Take every line from the listing below that includes "Berlin" and copy it.

Start of DATASET CONTENT

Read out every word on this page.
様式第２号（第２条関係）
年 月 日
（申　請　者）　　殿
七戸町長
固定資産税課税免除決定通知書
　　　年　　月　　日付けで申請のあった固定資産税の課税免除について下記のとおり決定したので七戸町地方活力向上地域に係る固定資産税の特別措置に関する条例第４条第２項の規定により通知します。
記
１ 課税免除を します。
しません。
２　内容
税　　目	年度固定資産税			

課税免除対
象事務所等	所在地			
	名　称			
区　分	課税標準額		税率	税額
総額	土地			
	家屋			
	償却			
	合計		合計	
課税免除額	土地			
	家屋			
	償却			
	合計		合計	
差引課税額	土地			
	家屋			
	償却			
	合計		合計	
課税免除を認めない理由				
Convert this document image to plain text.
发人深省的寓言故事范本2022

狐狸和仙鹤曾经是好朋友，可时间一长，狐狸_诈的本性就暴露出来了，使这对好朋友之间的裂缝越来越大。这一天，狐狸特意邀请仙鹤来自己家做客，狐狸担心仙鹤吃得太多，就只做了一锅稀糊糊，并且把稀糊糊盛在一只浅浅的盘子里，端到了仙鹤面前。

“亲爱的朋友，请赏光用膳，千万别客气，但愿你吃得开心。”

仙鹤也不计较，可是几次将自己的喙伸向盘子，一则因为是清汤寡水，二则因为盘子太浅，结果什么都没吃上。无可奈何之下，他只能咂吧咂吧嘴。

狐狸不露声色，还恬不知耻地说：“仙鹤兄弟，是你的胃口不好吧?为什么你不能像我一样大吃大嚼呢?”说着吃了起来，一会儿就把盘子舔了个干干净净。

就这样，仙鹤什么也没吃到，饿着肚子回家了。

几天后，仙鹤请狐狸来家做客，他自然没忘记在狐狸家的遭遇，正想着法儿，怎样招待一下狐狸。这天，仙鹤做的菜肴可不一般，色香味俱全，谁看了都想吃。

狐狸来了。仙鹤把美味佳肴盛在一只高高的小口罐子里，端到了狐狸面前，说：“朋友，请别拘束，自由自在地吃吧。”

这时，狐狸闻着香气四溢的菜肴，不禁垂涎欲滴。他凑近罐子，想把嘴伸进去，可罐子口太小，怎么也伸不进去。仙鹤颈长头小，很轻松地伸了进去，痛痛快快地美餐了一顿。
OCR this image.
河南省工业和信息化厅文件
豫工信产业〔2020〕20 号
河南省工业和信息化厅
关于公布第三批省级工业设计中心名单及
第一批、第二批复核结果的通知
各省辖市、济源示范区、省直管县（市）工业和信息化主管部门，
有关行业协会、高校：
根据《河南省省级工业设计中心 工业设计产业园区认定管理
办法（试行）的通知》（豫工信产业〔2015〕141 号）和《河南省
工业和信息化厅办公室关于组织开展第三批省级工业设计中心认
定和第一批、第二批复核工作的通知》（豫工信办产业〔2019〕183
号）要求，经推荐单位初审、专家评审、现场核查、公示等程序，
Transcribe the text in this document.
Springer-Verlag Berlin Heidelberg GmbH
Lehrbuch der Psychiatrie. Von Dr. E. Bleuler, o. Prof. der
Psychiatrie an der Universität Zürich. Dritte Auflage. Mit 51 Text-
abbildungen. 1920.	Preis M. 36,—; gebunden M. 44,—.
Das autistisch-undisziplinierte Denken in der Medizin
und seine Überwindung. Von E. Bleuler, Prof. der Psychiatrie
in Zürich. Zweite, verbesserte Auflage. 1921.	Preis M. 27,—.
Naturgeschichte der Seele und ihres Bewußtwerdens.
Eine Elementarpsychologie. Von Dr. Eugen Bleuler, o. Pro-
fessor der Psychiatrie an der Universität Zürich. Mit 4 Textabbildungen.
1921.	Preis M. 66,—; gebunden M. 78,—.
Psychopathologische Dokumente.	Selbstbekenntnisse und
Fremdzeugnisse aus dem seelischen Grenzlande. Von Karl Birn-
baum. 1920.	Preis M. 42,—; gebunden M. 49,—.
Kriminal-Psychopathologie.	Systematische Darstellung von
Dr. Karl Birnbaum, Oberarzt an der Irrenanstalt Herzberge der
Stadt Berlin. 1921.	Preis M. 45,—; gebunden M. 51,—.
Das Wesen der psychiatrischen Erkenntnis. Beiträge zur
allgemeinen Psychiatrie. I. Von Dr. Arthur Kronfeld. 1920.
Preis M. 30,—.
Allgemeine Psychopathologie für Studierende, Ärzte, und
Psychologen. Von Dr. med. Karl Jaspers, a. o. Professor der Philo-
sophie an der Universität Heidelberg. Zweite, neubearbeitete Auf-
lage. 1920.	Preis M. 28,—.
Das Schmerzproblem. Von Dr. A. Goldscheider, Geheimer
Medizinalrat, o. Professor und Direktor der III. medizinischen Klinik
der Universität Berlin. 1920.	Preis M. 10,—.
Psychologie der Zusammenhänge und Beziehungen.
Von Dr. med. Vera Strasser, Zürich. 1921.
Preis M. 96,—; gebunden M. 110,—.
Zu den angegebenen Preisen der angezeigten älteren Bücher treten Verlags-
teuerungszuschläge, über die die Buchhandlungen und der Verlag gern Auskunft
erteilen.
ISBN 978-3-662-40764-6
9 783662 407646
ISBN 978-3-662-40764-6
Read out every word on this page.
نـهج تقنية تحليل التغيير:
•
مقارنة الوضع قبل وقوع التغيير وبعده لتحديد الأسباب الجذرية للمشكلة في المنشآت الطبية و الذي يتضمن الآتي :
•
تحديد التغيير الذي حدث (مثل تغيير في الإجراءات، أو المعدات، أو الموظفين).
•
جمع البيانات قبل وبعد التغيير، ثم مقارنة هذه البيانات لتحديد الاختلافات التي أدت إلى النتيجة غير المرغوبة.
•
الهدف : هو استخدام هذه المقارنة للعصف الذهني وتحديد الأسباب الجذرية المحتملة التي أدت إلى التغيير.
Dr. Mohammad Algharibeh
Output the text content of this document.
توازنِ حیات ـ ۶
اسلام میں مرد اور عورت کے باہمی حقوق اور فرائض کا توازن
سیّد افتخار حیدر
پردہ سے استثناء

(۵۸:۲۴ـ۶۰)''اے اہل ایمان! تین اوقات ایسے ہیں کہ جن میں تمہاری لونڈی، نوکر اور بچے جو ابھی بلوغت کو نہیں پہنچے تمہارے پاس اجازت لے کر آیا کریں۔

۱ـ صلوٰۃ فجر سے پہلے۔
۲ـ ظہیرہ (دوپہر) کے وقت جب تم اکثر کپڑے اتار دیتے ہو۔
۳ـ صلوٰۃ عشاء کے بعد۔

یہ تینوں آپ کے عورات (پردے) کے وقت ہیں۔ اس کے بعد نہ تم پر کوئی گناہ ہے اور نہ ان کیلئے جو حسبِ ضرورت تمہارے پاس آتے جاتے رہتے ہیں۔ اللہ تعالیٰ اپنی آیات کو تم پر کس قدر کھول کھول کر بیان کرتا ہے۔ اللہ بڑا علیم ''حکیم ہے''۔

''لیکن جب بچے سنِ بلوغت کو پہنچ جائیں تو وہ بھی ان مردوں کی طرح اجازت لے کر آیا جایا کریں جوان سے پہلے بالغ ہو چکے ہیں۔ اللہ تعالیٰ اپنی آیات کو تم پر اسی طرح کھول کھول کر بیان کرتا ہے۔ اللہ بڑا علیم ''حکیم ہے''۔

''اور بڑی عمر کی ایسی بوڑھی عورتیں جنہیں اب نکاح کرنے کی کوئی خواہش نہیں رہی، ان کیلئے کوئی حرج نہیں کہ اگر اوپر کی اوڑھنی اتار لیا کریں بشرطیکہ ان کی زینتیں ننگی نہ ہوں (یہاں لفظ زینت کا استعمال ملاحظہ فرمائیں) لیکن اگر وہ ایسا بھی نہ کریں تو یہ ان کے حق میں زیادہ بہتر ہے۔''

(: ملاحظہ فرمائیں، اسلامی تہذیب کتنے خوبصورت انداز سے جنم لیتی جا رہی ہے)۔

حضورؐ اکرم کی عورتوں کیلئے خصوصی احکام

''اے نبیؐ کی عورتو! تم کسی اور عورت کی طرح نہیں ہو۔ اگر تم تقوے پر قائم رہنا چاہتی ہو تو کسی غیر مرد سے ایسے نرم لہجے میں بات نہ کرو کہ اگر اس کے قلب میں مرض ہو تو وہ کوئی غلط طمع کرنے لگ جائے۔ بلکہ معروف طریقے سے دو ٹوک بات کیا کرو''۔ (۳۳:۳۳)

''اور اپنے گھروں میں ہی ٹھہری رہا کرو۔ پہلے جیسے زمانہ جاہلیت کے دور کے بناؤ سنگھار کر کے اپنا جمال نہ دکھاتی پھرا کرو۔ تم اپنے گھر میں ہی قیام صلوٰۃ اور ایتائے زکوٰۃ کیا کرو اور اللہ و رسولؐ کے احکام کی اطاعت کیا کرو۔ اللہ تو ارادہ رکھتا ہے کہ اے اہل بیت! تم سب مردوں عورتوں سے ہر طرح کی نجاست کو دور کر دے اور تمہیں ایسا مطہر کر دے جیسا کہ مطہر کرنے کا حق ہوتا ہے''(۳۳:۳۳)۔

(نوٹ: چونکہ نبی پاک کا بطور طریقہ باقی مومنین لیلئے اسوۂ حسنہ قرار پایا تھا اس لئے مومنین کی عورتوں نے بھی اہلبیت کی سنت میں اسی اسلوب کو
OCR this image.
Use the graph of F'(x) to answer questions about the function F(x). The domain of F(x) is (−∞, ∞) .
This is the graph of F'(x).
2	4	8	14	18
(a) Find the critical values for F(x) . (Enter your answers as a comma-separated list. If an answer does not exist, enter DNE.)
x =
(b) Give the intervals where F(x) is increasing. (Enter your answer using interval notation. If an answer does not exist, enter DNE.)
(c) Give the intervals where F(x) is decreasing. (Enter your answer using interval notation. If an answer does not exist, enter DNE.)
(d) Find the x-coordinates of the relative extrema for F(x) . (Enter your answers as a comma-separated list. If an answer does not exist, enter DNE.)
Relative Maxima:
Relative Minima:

End of DATASET CONTENT

◆ IN RESPONSE ◆
Springer-Verlag Berlin Heidelberg GmbH
Stadt Berlin. 1921.	Preis M. 45,—; gebunden M. 51,—.
der Universität Berlin. 1920.	Preis M. 10,—.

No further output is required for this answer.